***** Records supplied
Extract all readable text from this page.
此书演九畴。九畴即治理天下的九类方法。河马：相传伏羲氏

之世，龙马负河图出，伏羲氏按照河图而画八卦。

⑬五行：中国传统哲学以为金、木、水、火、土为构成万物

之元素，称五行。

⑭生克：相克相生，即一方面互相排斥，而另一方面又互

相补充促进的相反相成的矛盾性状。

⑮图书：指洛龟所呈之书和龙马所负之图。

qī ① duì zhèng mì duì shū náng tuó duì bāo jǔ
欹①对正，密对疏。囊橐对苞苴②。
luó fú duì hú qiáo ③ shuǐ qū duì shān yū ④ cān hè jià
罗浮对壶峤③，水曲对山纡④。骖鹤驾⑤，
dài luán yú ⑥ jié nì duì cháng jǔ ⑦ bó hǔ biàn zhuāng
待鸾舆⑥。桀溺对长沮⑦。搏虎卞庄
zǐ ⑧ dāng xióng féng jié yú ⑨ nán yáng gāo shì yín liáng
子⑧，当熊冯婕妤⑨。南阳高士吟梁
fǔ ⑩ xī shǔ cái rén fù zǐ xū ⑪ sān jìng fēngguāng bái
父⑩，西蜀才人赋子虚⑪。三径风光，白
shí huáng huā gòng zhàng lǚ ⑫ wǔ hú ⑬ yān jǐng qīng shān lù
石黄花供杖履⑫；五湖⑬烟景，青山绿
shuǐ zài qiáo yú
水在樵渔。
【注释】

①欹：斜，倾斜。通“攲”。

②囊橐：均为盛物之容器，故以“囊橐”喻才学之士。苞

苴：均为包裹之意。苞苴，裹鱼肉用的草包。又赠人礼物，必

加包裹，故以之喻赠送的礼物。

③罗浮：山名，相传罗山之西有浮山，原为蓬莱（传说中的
**********
* _The problem_: Using the data above, repeat every line exactly.

* _Solved exercise_:
Extract all readable text from this page.
此书演九畴。九畴即治理天下的九类方法。河马：相传伏羲氏

之世，龙马负河图出，伏羲氏按照河图而画八卦。

⑬五行：中国传统哲学以为金、木、水、火、土为构成万物

之元素，称五行。

⑭生克：相克相生，即一方面互相排斥，而另一方面又互

相补充促进的相反相成的矛盾性状。

⑮图书：指洛龟所呈之书和龙马所负之图。

qī ① duì zhèng mì duì shū náng tuó duì bāo jǔ
欹①对正，密对疏。囊橐对苞苴②。
luó fú duì hú qiáo ③ shuǐ qū duì shān yū ④ cān hè jià
罗浮对壶峤③，水曲对山纡④。骖鹤驾⑤，
dài luán yú ⑥ jié nì duì cháng jǔ ⑦ bó hǔ biàn zhuāng
待鸾舆⑥。桀溺对长沮⑦。搏虎卞庄
zǐ ⑧ dāng xióng féng jié yú ⑨ nán yáng gāo shì yín liáng
子⑧，当熊冯婕妤⑨。南阳高士吟梁
fǔ ⑩ xī shǔ cái rén fù zǐ xū ⑪ sān jìng fēngguāng bái
父⑩，西蜀才人赋子虚⑪。三径风光，白
shí huáng huā gòng zhàng lǚ ⑫ wǔ hú ⑬ yān jǐng qīng shān lù
石黄花供杖履⑫；五湖⑬烟景，青山绿
shuǐ zài qiáo yú
水在樵渔。
【注释】

①欹：斜，倾斜。通“攲”。

②囊橐：均为盛物之容器，故以“囊橐”喻才学之士。苞

苴：均为包裹之意。苞苴，裹鱼肉用的草包。又赠人礼物，必

加包裹，故以之喻赠送的礼物。

③罗浮：山名，相传罗山之西有浮山，原为蓬莱（传说中的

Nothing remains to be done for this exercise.